*TASK TO COMPLETE*:
Copy the items below word for word, starting with the line that contains "480, 1392, 484]" and continuing through the last line of the items, both ends included.

Element location listings
--------

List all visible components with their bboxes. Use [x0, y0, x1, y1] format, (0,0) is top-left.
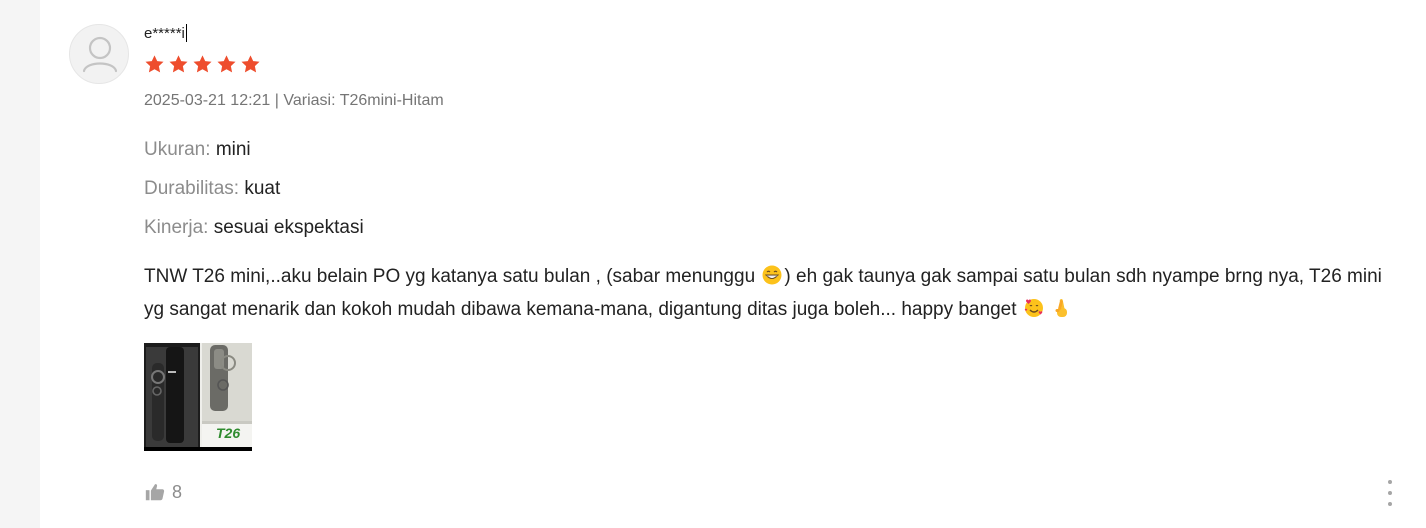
more-vertical-icon	[1388, 480, 1392, 484]
product-photo-image: T26	[144, 343, 252, 451]
like-button[interactable]: 8	[144, 481, 182, 503]
star-icon	[241, 55, 260, 73]
thumbs-up-icon	[145, 484, 165, 501]
attribute-value: mini	[215, 139, 251, 160]
attribute-value: kuat	[244, 178, 281, 199]
attribute-key: Ukuran:	[144, 139, 211, 160]
star-icon	[193, 55, 212, 73]
attribute-key: Kinerja:	[144, 217, 209, 238]
user-avatar	[69, 24, 129, 84]
reviewer-username-text: e*****i	[144, 25, 185, 42]
more-vertical-icon	[1388, 502, 1392, 506]
more-options-button[interactable]	[1382, 480, 1398, 506]
attribute-value: sesuai ekspektasi	[213, 217, 364, 238]
review-text-part: TNW T26 mini,..aku belain PO yg katanya …	[144, 266, 756, 287]
smiling-face-with-hearts-emoji	[1024, 298, 1044, 328]
product-label-text: T26	[216, 425, 240, 441]
text-cursor	[185, 24, 187, 42]
crossed-fingers-emoji	[1053, 298, 1071, 328]
review-media-thumbnail[interactable]: T26	[144, 343, 252, 451]
like-count: 8	[172, 482, 183, 502]
review-attributes: Ukuran: mini Durabilitas: kuat Kinerja: …	[144, 138, 364, 255]
attribute-key: Durabilitas:	[144, 178, 240, 199]
reviewer-username: e*****i	[144, 24, 187, 43]
review-date-variation: 2025-03-21 12:21 | Variasi: T26mini-Hita…	[144, 92, 444, 109]
star-icon	[217, 55, 236, 73]
more-vertical-icon	[1388, 491, 1392, 495]
star-icon	[169, 55, 188, 73]
attribute-row-performance: Kinerja: sesuai ekspektasi	[144, 216, 364, 255]
rating-stars	[144, 54, 261, 75]
attribute-row-durability: Durabilitas: kuat	[144, 177, 364, 216]
attribute-row-size: Ukuran: mini	[144, 138, 364, 177]
star-icon	[145, 55, 164, 73]
review-body: TNW T26 mini,..aku belain PO yg katanya …	[144, 262, 1384, 328]
grinning-face-emoji	[762, 265, 782, 295]
user-avatar-placeholder-icon	[82, 36, 118, 73]
review-card: e*****i 2025-03-21 12:21 | Variasi: T26m…	[40, 0, 1426, 528]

--------

*CORRECT RESULT*:
more-vertical-icon	[1388, 480, 1392, 484]
product-photo-image: T26	[144, 343, 252, 451]
like-button[interactable]: 8	[144, 481, 182, 503]
star-icon	[241, 55, 260, 73]
thumbs-up-icon	[145, 484, 165, 501]
attribute-value: mini	[215, 139, 251, 160]
attribute-value: kuat	[244, 178, 281, 199]
attribute-key: Ukuran:	[144, 139, 211, 160]
star-icon	[193, 55, 212, 73]
attribute-key: Kinerja:	[144, 217, 209, 238]
user-avatar	[69, 24, 129, 84]
reviewer-username-text: e*****i	[144, 25, 185, 42]
more-vertical-icon	[1388, 502, 1392, 506]
more-options-button[interactable]	[1382, 480, 1398, 506]
attribute-value: sesuai ekspektasi	[213, 217, 364, 238]
review-text-part: TNW T26 mini,..aku belain PO yg katanya …	[144, 266, 756, 287]
smiling-face-with-hearts-emoji	[1024, 298, 1044, 328]
product-label-text: T26	[216, 425, 240, 441]
text-cursor	[185, 24, 187, 42]
crossed-fingers-emoji	[1053, 298, 1071, 328]
review-media-thumbnail[interactable]: T26	[144, 343, 252, 451]
like-count: 8	[172, 482, 183, 502]
review-attributes: Ukuran: mini Durabilitas: kuat Kinerja: …	[144, 138, 364, 255]
attribute-key: Durabilitas:	[144, 178, 240, 199]
reviewer-username: e*****i	[144, 24, 187, 43]
review-date-variation: 2025-03-21 12:21 | Variasi: T26mini-Hita…	[144, 92, 444, 109]
star-icon	[217, 55, 236, 73]
more-vertical-icon	[1388, 491, 1392, 495]
star-icon	[169, 55, 188, 73]
attribute-row-performance: Kinerja: sesuai ekspektasi	[144, 216, 364, 255]
rating-stars	[144, 54, 261, 75]
attribute-row-durability: Durabilitas: kuat	[144, 177, 364, 216]
attribute-row-size: Ukuran: mini	[144, 138, 364, 177]
star-icon	[145, 55, 164, 73]
review-body: TNW T26 mini,..aku belain PO yg katanya …	[144, 262, 1384, 328]
grinning-face-emoji	[762, 265, 782, 295]
user-avatar-placeholder-icon	[82, 36, 118, 73]
review-card: e*****i 2025-03-21 12:21 | Variasi: T26m…	[40, 0, 1426, 528]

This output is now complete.